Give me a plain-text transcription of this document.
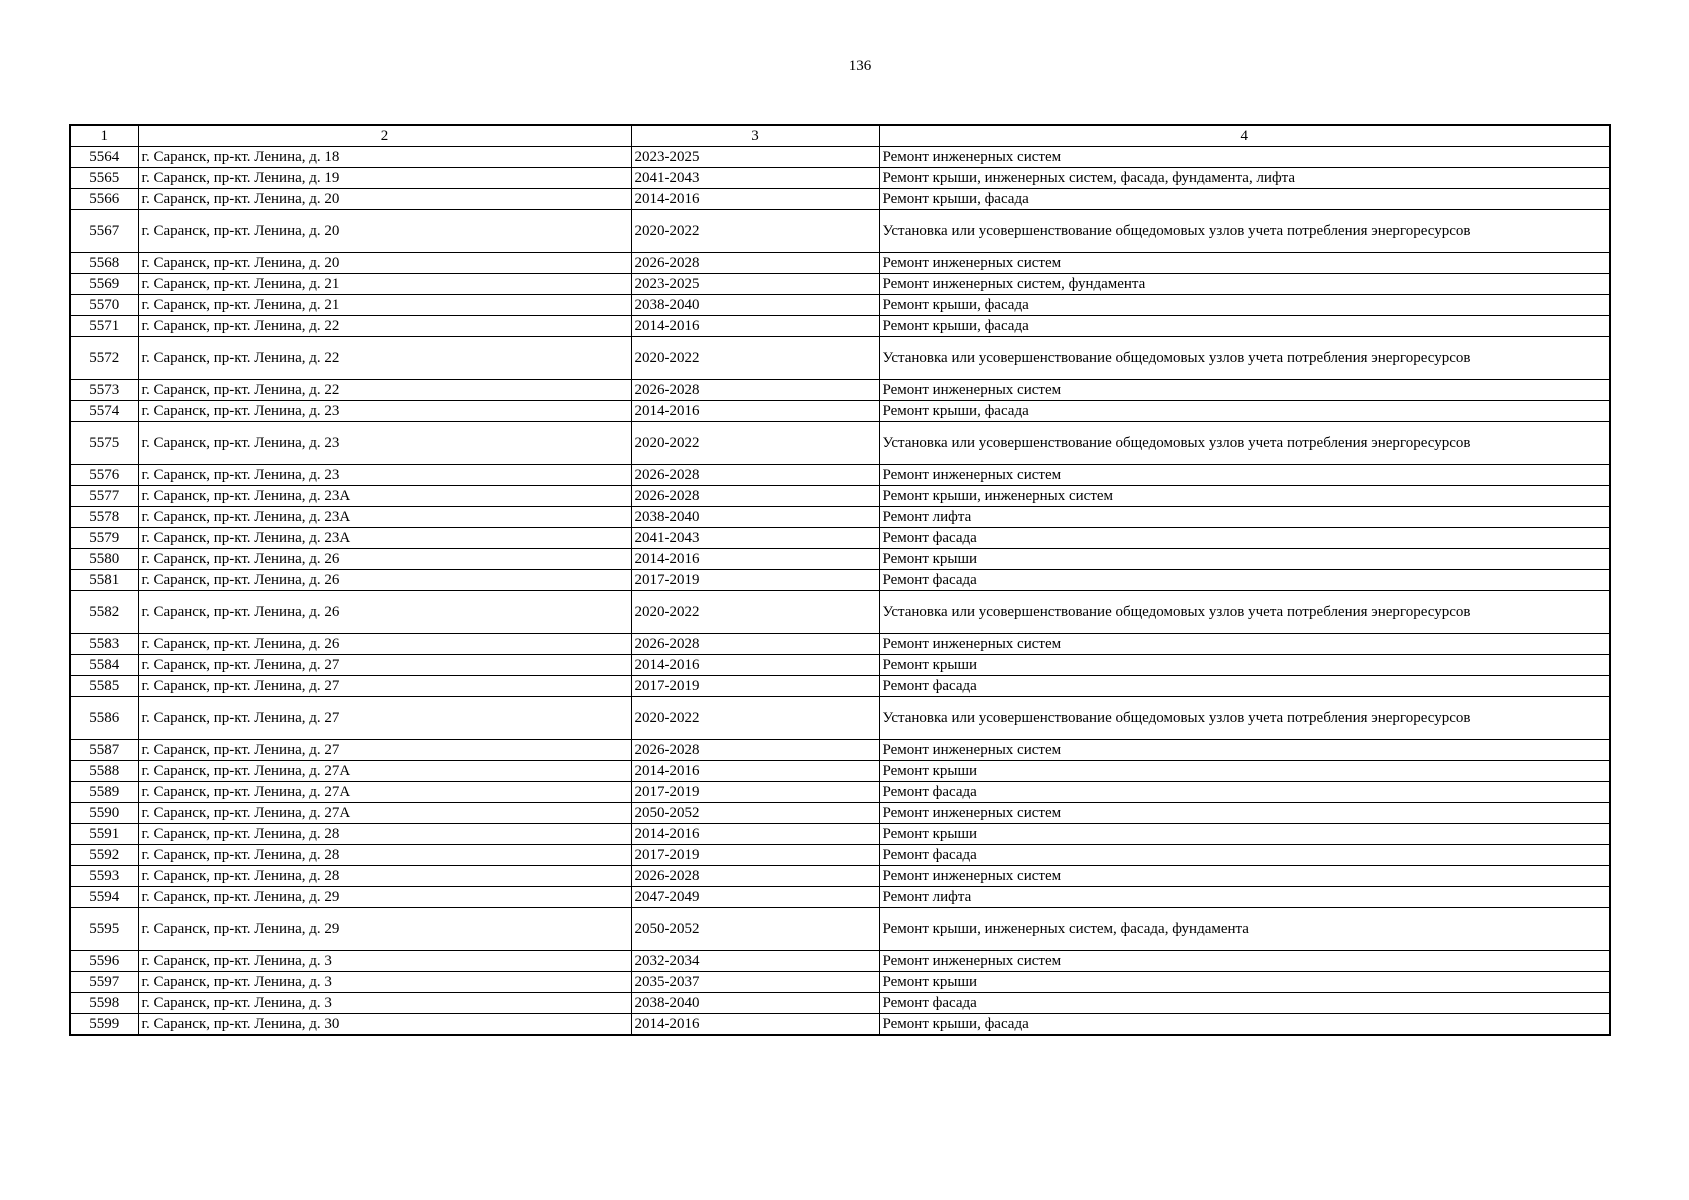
136
1	2	3	4
5564	г. Саранск, пр-кт. Ленина, д. 18	2023-2025	Ремонт инженерных систем
5565	г. Саранск, пр-кт. Ленина, д. 19	2041-2043	Ремонт крыши, инженерных систем, фасада, фундамента, лифта
5566	г. Саранск, пр-кт. Ленина, д. 20	2014-2016	Ремонт крыши, фасада
5567	г. Саранск, пр-кт. Ленина, д. 20	2020-2022	Установка или усовершенствование общедомовых узлов учета потребления энергоресурсов
5568	г. Саранск, пр-кт. Ленина, д. 20	2026-2028	Ремонт инженерных систем
5569	г. Саранск, пр-кт. Ленина, д. 21	2023-2025	Ремонт инженерных систем, фундамента
5570	г. Саранск, пр-кт. Ленина, д. 21	2038-2040	Ремонт крыши, фасада
5571	г. Саранск, пр-кт. Ленина, д. 22	2014-2016	Ремонт крыши, фасада
5572	г. Саранск, пр-кт. Ленина, д. 22	2020-2022	Установка или усовершенствование общедомовых узлов учета потребления энергоресурсов
5573	г. Саранск, пр-кт. Ленина, д. 22	2026-2028	Ремонт инженерных систем
5574	г. Саранск, пр-кт. Ленина, д. 23	2014-2016	Ремонт крыши, фасада
5575	г. Саранск, пр-кт. Ленина, д. 23	2020-2022	Установка или усовершенствование общедомовых узлов учета потребления энергоресурсов
5576	г. Саранск, пр-кт. Ленина, д. 23	2026-2028	Ремонт инженерных систем
5577	г. Саранск, пр-кт. Ленина, д. 23А	2026-2028	Ремонт крыши, инженерных систем
5578	г. Саранск, пр-кт. Ленина, д. 23А	2038-2040	Ремонт лифта
5579	г. Саранск, пр-кт. Ленина, д. 23А	2041-2043	Ремонт фасада
5580	г. Саранск, пр-кт. Ленина, д. 26	2014-2016	Ремонт крыши
5581	г. Саранск, пр-кт. Ленина, д. 26	2017-2019	Ремонт фасада
5582	г. Саранск, пр-кт. Ленина, д. 26	2020-2022	Установка или усовершенствование общедомовых узлов учета потребления энергоресурсов
5583	г. Саранск, пр-кт. Ленина, д. 26	2026-2028	Ремонт инженерных систем
5584	г. Саранск, пр-кт. Ленина, д. 27	2014-2016	Ремонт крыши
5585	г. Саранск, пр-кт. Ленина, д. 27	2017-2019	Ремонт фасада
5586	г. Саранск, пр-кт. Ленина, д. 27	2020-2022	Установка или усовершенствование общедомовых узлов учета потребления энергоресурсов
5587	г. Саранск, пр-кт. Ленина, д. 27	2026-2028	Ремонт инженерных систем
5588	г. Саранск, пр-кт. Ленина, д. 27А	2014-2016	Ремонт крыши
5589	г. Саранск, пр-кт. Ленина, д. 27А	2017-2019	Ремонт фасада
5590	г. Саранск, пр-кт. Ленина, д. 27А	2050-2052	Ремонт инженерных систем
5591	г. Саранск, пр-кт. Ленина, д. 28	2014-2016	Ремонт крыши
5592	г. Саранск, пр-кт. Ленина, д. 28	2017-2019	Ремонт фасада
5593	г. Саранск, пр-кт. Ленина, д. 28	2026-2028	Ремонт инженерных систем
5594	г. Саранск, пр-кт. Ленина, д. 29	2047-2049	Ремонт лифта
5595	г. Саранск, пр-кт. Ленина, д. 29	2050-2052	Ремонт крыши, инженерных систем, фасада, фундамента
5596	г. Саранск, пр-кт. Ленина, д. 3	2032-2034	Ремонт инженерных систем
5597	г. Саранск, пр-кт. Ленина, д. 3	2035-2037	Ремонт крыши
5598	г. Саранск, пр-кт. Ленина, д. 3	2038-2040	Ремонт фасада
5599	г. Саранск, пр-кт. Ленина, д. 30	2014-2016	Ремонт крыши, фасада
-------
» **Short exercise**:
Go through the entries above and print each one exactly, minus the pictures.

» **Worked solution**:
Give me a plain-text transcription of this document.
136
1	2	3	4
5564	г. Саранск, пр-кт. Ленина, д. 18	2023-2025	Ремонт инженерных систем
5565	г. Саранск, пр-кт. Ленина, д. 19	2041-2043	Ремонт крыши, инженерных систем, фасада, фундамента, лифта
5566	г. Саранск, пр-кт. Ленина, д. 20	2014-2016	Ремонт крыши, фасада
5567	г. Саранск, пр-кт. Ленина, д. 20	2020-2022	Установка или усовершенствование общедомовых узлов учета потребления энергоресурсов
5568	г. Саранск, пр-кт. Ленина, д. 20	2026-2028	Ремонт инженерных систем
5569	г. Саранск, пр-кт. Ленина, д. 21	2023-2025	Ремонт инженерных систем, фундамента
5570	г. Саранск, пр-кт. Ленина, д. 21	2038-2040	Ремонт крыши, фасада
5571	г. Саранск, пр-кт. Ленина, д. 22	2014-2016	Ремонт крыши, фасада
5572	г. Саранск, пр-кт. Ленина, д. 22	2020-2022	Установка или усовершенствование общедомовых узлов учета потребления энергоресурсов
5573	г. Саранск, пр-кт. Ленина, д. 22	2026-2028	Ремонт инженерных систем
5574	г. Саранск, пр-кт. Ленина, д. 23	2014-2016	Ремонт крыши, фасада
5575	г. Саранск, пр-кт. Ленина, д. 23	2020-2022	Установка или усовершенствование общедомовых узлов учета потребления энергоресурсов
5576	г. Саранск, пр-кт. Ленина, д. 23	2026-2028	Ремонт инженерных систем
5577	г. Саранск, пр-кт. Ленина, д. 23А	2026-2028	Ремонт крыши, инженерных систем
5578	г. Саранск, пр-кт. Ленина, д. 23А	2038-2040	Ремонт лифта
5579	г. Саранск, пр-кт. Ленина, д. 23А	2041-2043	Ремонт фасада
5580	г. Саранск, пр-кт. Ленина, д. 26	2014-2016	Ремонт крыши
5581	г. Саранск, пр-кт. Ленина, д. 26	2017-2019	Ремонт фасада
5582	г. Саранск, пр-кт. Ленина, д. 26	2020-2022	Установка или усовершенствование общедомовых узлов учета потребления энергоресурсов
5583	г. Саранск, пр-кт. Ленина, д. 26	2026-2028	Ремонт инженерных систем
5584	г. Саранск, пр-кт. Ленина, д. 27	2014-2016	Ремонт крыши
5585	г. Саранск, пр-кт. Ленина, д. 27	2017-2019	Ремонт фасада
5586	г. Саранск, пр-кт. Ленина, д. 27	2020-2022	Установка или усовершенствование общедомовых узлов учета потребления энергоресурсов
5587	г. Саранск, пр-кт. Ленина, д. 27	2026-2028	Ремонт инженерных систем
5588	г. Саранск, пр-кт. Ленина, д. 27А	2014-2016	Ремонт крыши
5589	г. Саранск, пр-кт. Ленина, д. 27А	2017-2019	Ремонт фасада
5590	г. Саранск, пр-кт. Ленина, д. 27А	2050-2052	Ремонт инженерных систем
5591	г. Саранск, пр-кт. Ленина, д. 28	2014-2016	Ремонт крыши
5592	г. Саранск, пр-кт. Ленина, д. 28	2017-2019	Ремонт фасада
5593	г. Саранск, пр-кт. Ленина, д. 28	2026-2028	Ремонт инженерных систем
5594	г. Саранск, пр-кт. Ленина, д. 29	2047-2049	Ремонт лифта
5595	г. Саранск, пр-кт. Ленина, д. 29	2050-2052	Ремонт крыши, инженерных систем, фасада, фундамента
5596	г. Саранск, пр-кт. Ленина, д. 3	2032-2034	Ремонт инженерных систем
5597	г. Саранск, пр-кт. Ленина, д. 3	2035-2037	Ремонт крыши
5598	г. Саранск, пр-кт. Ленина, д. 3	2038-2040	Ремонт фасада
5599	г. Саранск, пр-кт. Ленина, д. 30	2014-2016	Ремонт крыши, фасада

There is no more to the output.